■ Extracted records
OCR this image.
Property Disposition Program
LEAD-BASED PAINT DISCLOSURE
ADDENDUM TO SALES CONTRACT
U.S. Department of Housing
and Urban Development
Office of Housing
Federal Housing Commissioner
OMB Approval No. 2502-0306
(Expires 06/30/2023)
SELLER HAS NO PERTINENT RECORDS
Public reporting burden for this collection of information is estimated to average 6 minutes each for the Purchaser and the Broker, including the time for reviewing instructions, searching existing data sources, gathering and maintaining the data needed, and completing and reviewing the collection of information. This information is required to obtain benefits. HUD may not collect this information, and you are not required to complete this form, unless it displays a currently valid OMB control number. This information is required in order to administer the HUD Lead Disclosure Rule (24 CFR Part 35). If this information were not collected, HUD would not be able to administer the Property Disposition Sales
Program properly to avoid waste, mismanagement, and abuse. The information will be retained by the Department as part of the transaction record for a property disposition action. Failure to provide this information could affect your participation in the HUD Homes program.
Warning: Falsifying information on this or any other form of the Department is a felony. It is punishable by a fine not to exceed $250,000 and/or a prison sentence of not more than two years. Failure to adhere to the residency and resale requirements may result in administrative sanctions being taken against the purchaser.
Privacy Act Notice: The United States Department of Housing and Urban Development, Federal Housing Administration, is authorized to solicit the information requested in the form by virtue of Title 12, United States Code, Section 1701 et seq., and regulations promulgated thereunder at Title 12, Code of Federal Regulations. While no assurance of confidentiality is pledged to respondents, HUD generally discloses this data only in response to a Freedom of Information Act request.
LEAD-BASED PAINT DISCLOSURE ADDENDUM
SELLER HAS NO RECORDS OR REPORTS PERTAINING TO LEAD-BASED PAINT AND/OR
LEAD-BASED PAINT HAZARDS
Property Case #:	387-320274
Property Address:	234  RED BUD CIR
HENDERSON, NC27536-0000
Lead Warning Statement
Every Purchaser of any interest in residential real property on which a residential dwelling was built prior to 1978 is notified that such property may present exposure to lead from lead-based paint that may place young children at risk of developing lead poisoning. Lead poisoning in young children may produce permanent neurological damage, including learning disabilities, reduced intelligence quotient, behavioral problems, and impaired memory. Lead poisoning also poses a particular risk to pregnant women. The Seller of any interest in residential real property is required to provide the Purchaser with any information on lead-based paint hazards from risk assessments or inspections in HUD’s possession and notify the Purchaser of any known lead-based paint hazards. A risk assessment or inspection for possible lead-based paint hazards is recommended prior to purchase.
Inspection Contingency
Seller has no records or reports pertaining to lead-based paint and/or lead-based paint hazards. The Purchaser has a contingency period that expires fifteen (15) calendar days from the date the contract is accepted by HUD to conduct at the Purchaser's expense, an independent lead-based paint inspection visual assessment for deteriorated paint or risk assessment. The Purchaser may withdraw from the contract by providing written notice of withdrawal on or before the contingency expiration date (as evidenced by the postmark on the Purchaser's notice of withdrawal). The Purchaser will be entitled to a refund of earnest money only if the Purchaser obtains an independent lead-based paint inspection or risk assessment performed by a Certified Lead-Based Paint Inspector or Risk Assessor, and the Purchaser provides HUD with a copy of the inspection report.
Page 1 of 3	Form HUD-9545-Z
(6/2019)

■ What is being asked
Restate each entry exactly, skipping none.

■ Solved exercise
OCR this image.
Property Disposition Program
LEAD-BASED PAINT DISCLOSURE
ADDENDUM TO SALES CONTRACT
U.S. Department of Housing
and Urban Development
Office of Housing
Federal Housing Commissioner
OMB Approval No. 2502-0306
(Expires 06/30/2023)
SELLER HAS NO PERTINENT RECORDS
Public reporting burden for this collection of information is estimated to average 6 minutes each for the Purchaser and the Broker, including the time for reviewing instructions, searching existing data sources, gathering and maintaining the data needed, and completing and reviewing the collection of information. This information is required to obtain benefits. HUD may not collect this information, and you are not required to complete this form, unless it displays a currently valid OMB control number. This information is required in order to administer the HUD Lead Disclosure Rule (24 CFR Part 35). If this information were not collected, HUD would not be able to administer the Property Disposition Sales
Program properly to avoid waste, mismanagement, and abuse. The information will be retained by the Department as part of the transaction record for a property disposition action. Failure to provide this information could affect your participation in the HUD Homes program.
Warning: Falsifying information on this or any other form of the Department is a felony. It is punishable by a fine not to exceed $250,000 and/or a prison sentence of not more than two years. Failure to adhere to the residency and resale requirements may result in administrative sanctions being taken against the purchaser.
Privacy Act Notice: The United States Department of Housing and Urban Development, Federal Housing Administration, is authorized to solicit the information requested in the form by virtue of Title 12, United States Code, Section 1701 et seq., and regulations promulgated thereunder at Title 12, Code of Federal Regulations. While no assurance of confidentiality is pledged to respondents, HUD generally discloses this data only in response to a Freedom of Information Act request.
LEAD-BASED PAINT DISCLOSURE ADDENDUM
SELLER HAS NO RECORDS OR REPORTS PERTAINING TO LEAD-BASED PAINT AND/OR
LEAD-BASED PAINT HAZARDS
Property Case #:	387-320274
Property Address:	234  RED BUD CIR
HENDERSON, NC27536-0000
Lead Warning Statement
Every Purchaser of any interest in residential real property on which a residential dwelling was built prior to 1978 is notified that such property may present exposure to lead from lead-based paint that may place young children at risk of developing lead poisoning. Lead poisoning in young children may produce permanent neurological damage, including learning disabilities, reduced intelligence quotient, behavioral problems, and impaired memory. Lead poisoning also poses a particular risk to pregnant women. The Seller of any interest in residential real property is required to provide the Purchaser with any information on lead-based paint hazards from risk assessments or inspections in HUD’s possession and notify the Purchaser of any known lead-based paint hazards. A risk assessment or inspection for possible lead-based paint hazards is recommended prior to purchase.
Inspection Contingency
Seller has no records or reports pertaining to lead-based paint and/or lead-based paint hazards. The Purchaser has a contingency period that expires fifteen (15) calendar days from the date the contract is accepted by HUD to conduct at the Purchaser's expense, an independent lead-based paint inspection visual assessment for deteriorated paint or risk assessment. The Purchaser may withdraw from the contract by providing written notice of withdrawal on or before the contingency expiration date (as evidenced by the postmark on the Purchaser's notice of withdrawal). The Purchaser will be entitled to a refund of earnest money only if the Purchaser obtains an independent lead-based paint inspection or risk assessment performed by a Certified Lead-Based Paint Inspector or Risk Assessor, and the Purchaser provides HUD with a copy of the inspection report.
Page 1 of 3	Form HUD-9545-Z
(6/2019)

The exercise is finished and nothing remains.